Set task: Pictures aside, quote the whole listing exactly.

Dataset records on visual material:

-- START --

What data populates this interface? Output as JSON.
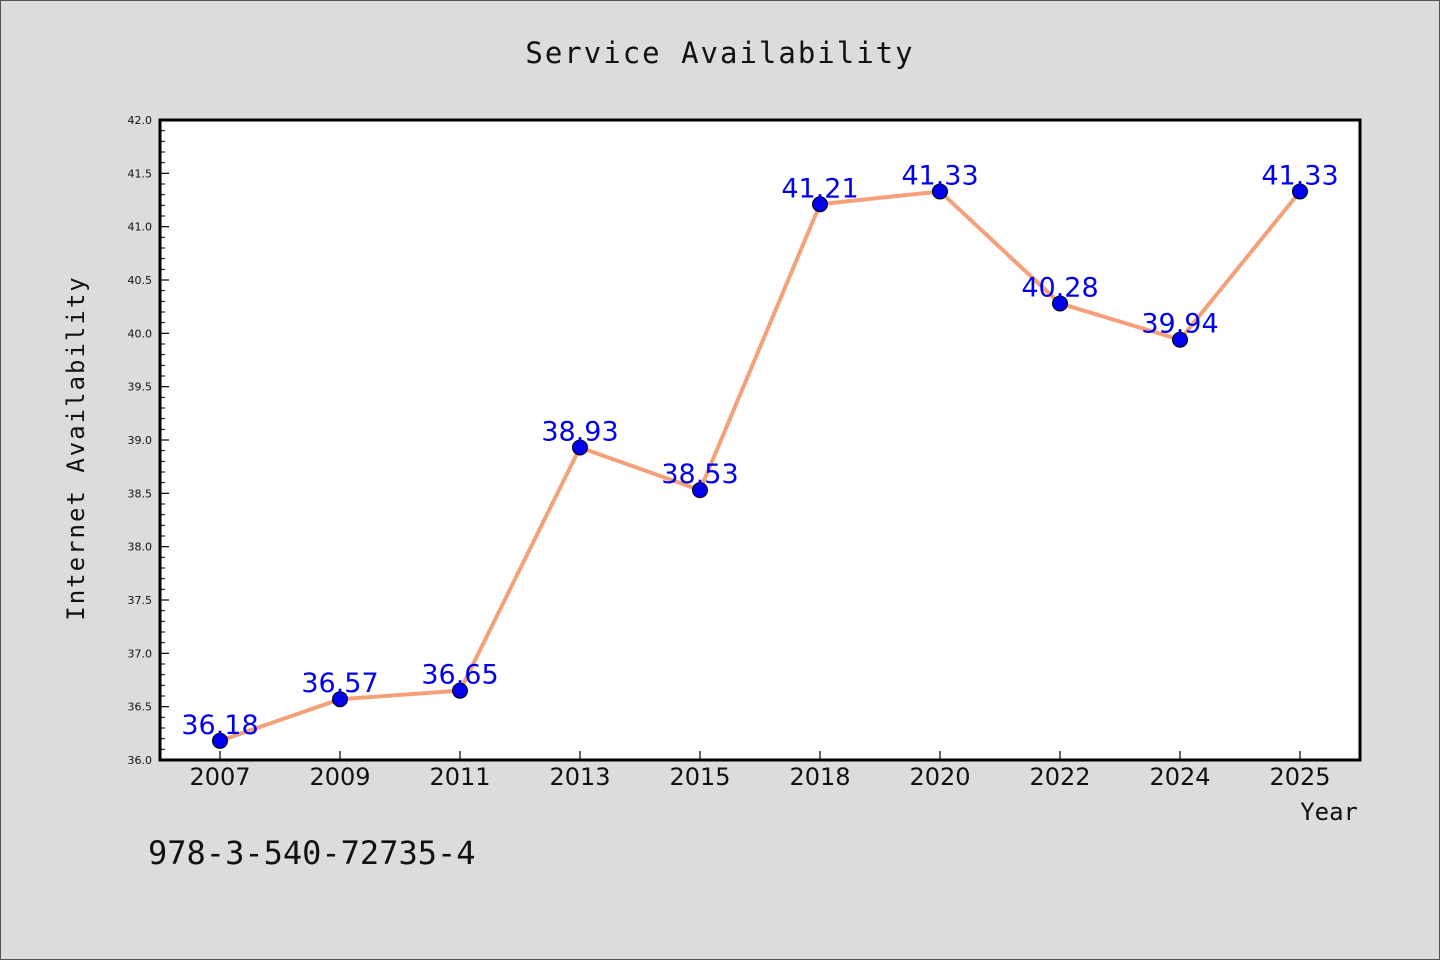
{
  "chart_data": {
    "type": "line",
    "title": "Service Availability",
    "xlabel": "Year",
    "ylabel": "Internet Availability",
    "categories": [
      "2007",
      "2009",
      "2011",
      "2013",
      "2015",
      "2018",
      "2020",
      "2022",
      "2024",
      "2025"
    ],
    "series": [
      {
        "values": [
          36.18,
          36.57,
          36.65,
          38.93,
          38.53,
          41.21,
          41.33,
          40.28,
          39.94,
          41.33
        ],
        "line_color": "#f4a07a",
        "marker_color": "#0000ee",
        "label_color": "#0000ee"
      }
    ],
    "data_labels": [
      "36.18",
      "36.57",
      "36.65",
      "38.93",
      "38.53",
      "41.21",
      "41.33",
      "40.28",
      "39.94",
      "41.33"
    ],
    "ylim": [
      36.0,
      42.0
    ],
    "y_ticks": [
      "36.0",
      "36.5",
      "37.0",
      "37.5",
      "38.0",
      "38.5",
      "39.0",
      "39.5",
      "40.0",
      "40.5",
      "41.0",
      "41.5",
      "42.0"
    ],
    "grid": false,
    "legend": "none"
  },
  "annotation": "978-3-540-72735-4"
}
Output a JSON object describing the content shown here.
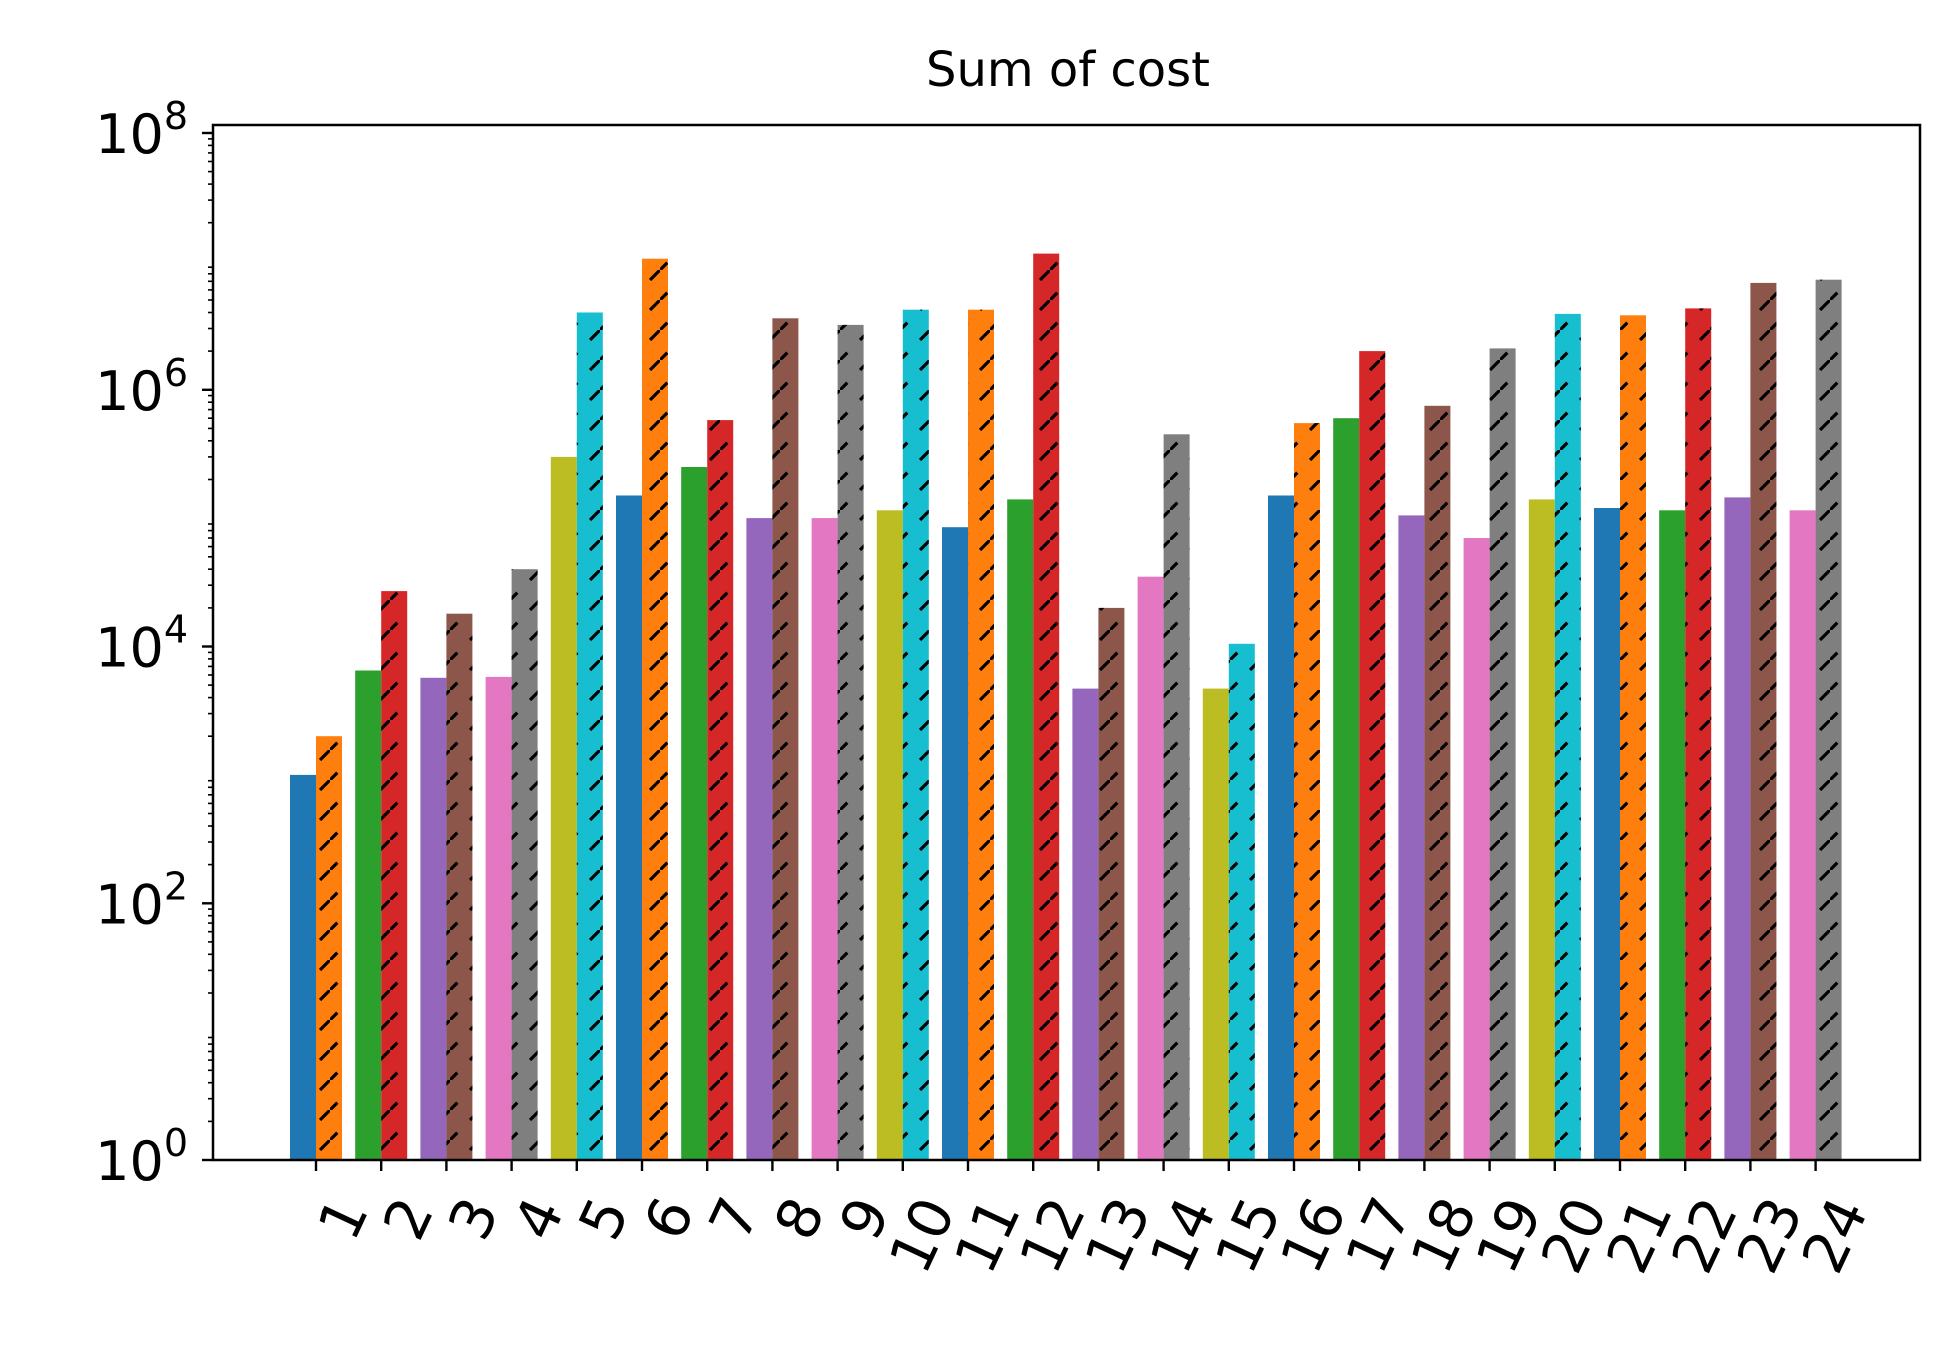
{
  "chart_data": {
    "type": "bar",
    "title": "Sum of cost",
    "xlabel": "",
    "ylabel": "",
    "yscale": "log",
    "ylim": [
      1,
      100000000
    ],
    "yticks": [
      {
        "base": "10",
        "exp": "0",
        "value": 1
      },
      {
        "base": "10",
        "exp": "2",
        "value": 100
      },
      {
        "base": "10",
        "exp": "4",
        "value": 10000
      },
      {
        "base": "10",
        "exp": "6",
        "value": 1000000
      },
      {
        "base": "10",
        "exp": "8",
        "value": 100000000
      }
    ],
    "categories": [
      "1",
      "2",
      "3",
      "4",
      "5",
      "6",
      "7",
      "8",
      "9",
      "10",
      "11",
      "12",
      "13",
      "14",
      "15",
      "16",
      "17",
      "18",
      "19",
      "20",
      "21",
      "22",
      "23",
      "24"
    ],
    "series": [
      {
        "hatch": "none",
        "values": [
          1000,
          6500,
          5700,
          5800,
          300000,
          150000,
          250000,
          100000,
          100000,
          115000,
          85000,
          140000,
          4700,
          35000,
          4700,
          150000,
          600000,
          105000,
          70000,
          140000,
          120000,
          115000,
          145000,
          115000
        ],
        "colors": [
          "#1f77b4",
          "#2ca02c",
          "#9467bd",
          "#e377c2",
          "#bcbd22",
          "#1f77b4",
          "#2ca02c",
          "#9467bd",
          "#e377c2",
          "#bcbd22",
          "#1f77b4",
          "#2ca02c",
          "#9467bd",
          "#e377c2",
          "#bcbd22",
          "#1f77b4",
          "#2ca02c",
          "#9467bd",
          "#e377c2",
          "#bcbd22",
          "#1f77b4",
          "#2ca02c",
          "#9467bd",
          "#e377c2"
        ]
      },
      {
        "hatch": "diagonal",
        "values": [
          2000,
          27000,
          18000,
          40000,
          4000000,
          10500000,
          580000,
          3600000,
          3200000,
          4200000,
          4200000,
          11500000,
          20000,
          450000,
          10500,
          550000,
          2000000,
          750000,
          2100000,
          3900000,
          3800000,
          4300000,
          6800000,
          7200000
        ],
        "colors": [
          "#ff7f0e",
          "#d62728",
          "#8c564b",
          "#7f7f7f",
          "#17becf",
          "#ff7f0e",
          "#d62728",
          "#8c564b",
          "#7f7f7f",
          "#17becf",
          "#ff7f0e",
          "#d62728",
          "#8c564b",
          "#7f7f7f",
          "#17becf",
          "#ff7f0e",
          "#d62728",
          "#8c564b",
          "#7f7f7f",
          "#17becf",
          "#ff7f0e",
          "#d62728",
          "#8c564b",
          "#7f7f7f"
        ]
      }
    ],
    "grid": false,
    "legend": "none"
  }
}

-- END --

Completed exercise:
What data populates this interface? Output as JSON.
{
  "chart_data": {
    "type": "line",
    "title": "Service Availability",
    "xlabel": "Year",
    "ylabel": "Internet Availability",
    "categories": [
      "2007",
      "2009",
      "2011",
      "2013",
      "2015",
      "2018",
      "2020",
      "2022",
      "2024",
      "2025"
    ],
    "series": [
      {
        "values": [
          36.18,
          36.57,
          36.65,
          38.93,
          38.53,
          41.21,
          41.33,
          40.28,
          39.94,
          41.33
        ],
        "line_color": "#f4a07a",
        "marker_color": "#0000ee",
        "label_color": "#0000ee"
      }
    ],
    "data_labels": [
      "36.18",
      "36.57",
      "36.65",
      "38.93",
      "38.53",
      "41.21",
      "41.33",
      "40.28",
      "39.94",
      "41.33"
    ],
    "ylim": [
      36.0,
      42.0
    ],
    "y_ticks": [
      "36.0",
      "36.5",
      "37.0",
      "37.5",
      "38.0",
      "38.5",
      "39.0",
      "39.5",
      "40.0",
      "40.5",
      "41.0",
      "41.5",
      "42.0"
    ],
    "grid": false,
    "legend": "none"
  },
  "annotation": "978-3-540-72735-4"
}
Output a JSON object describing the content shown here.
{
  "chart_data": {
    "type": "bar",
    "title": "Sum of cost",
    "xlabel": "",
    "ylabel": "",
    "yscale": "log",
    "ylim": [
      1,
      100000000
    ],
    "yticks": [
      {
        "base": "10",
        "exp": "0",
        "value": 1
      },
      {
        "base": "10",
        "exp": "2",
        "value": 100
      },
      {
        "base": "10",
        "exp": "4",
        "value": 10000
      },
      {
        "base": "10",
        "exp": "6",
        "value": 1000000
      },
      {
        "base": "10",
        "exp": "8",
        "value": 100000000
      }
    ],
    "categories": [
      "1",
      "2",
      "3",
      "4",
      "5",
      "6",
      "7",
      "8",
      "9",
      "10",
      "11",
      "12",
      "13",
      "14",
      "15",
      "16",
      "17",
      "18",
      "19",
      "20",
      "21",
      "22",
      "23",
      "24"
    ],
    "series": [
      {
        "hatch": "none",
        "values": [
          1000,
          6500,
          5700,
          5800,
          300000,
          150000,
          250000,
          100000,
          100000,
          115000,
          85000,
          140000,
          4700,
          35000,
          4700,
          150000,
          600000,
          105000,
          70000,
          140000,
          120000,
          115000,
          145000,
          115000
        ],
        "colors": [
          "#1f77b4",
          "#2ca02c",
          "#9467bd",
          "#e377c2",
          "#bcbd22",
          "#1f77b4",
          "#2ca02c",
          "#9467bd",
          "#e377c2",
          "#bcbd22",
          "#1f77b4",
          "#2ca02c",
          "#9467bd",
          "#e377c2",
          "#bcbd22",
          "#1f77b4",
          "#2ca02c",
          "#9467bd",
          "#e377c2",
          "#bcbd22",
          "#1f77b4",
          "#2ca02c",
          "#9467bd",
          "#e377c2"
        ]
      },
      {
        "hatch": "diagonal",
        "values": [
          2000,
          27000,
          18000,
          40000,
          4000000,
          10500000,
          580000,
          3600000,
          3200000,
          4200000,
          4200000,
          11500000,
          20000,
          450000,
          10500,
          550000,
          2000000,
          750000,
          2100000,
          3900000,
          3800000,
          4300000,
          6800000,
          7200000
        ],
        "colors": [
          "#ff7f0e",
          "#d62728",
          "#8c564b",
          "#7f7f7f",
          "#17becf",
          "#ff7f0e",
          "#d62728",
          "#8c564b",
          "#7f7f7f",
          "#17becf",
          "#ff7f0e",
          "#d62728",
          "#8c564b",
          "#7f7f7f",
          "#17becf",
          "#ff7f0e",
          "#d62728",
          "#8c564b",
          "#7f7f7f",
          "#17becf",
          "#ff7f0e",
          "#d62728",
          "#8c564b",
          "#7f7f7f"
        ]
      }
    ],
    "grid": false,
    "legend": "none"
  }
}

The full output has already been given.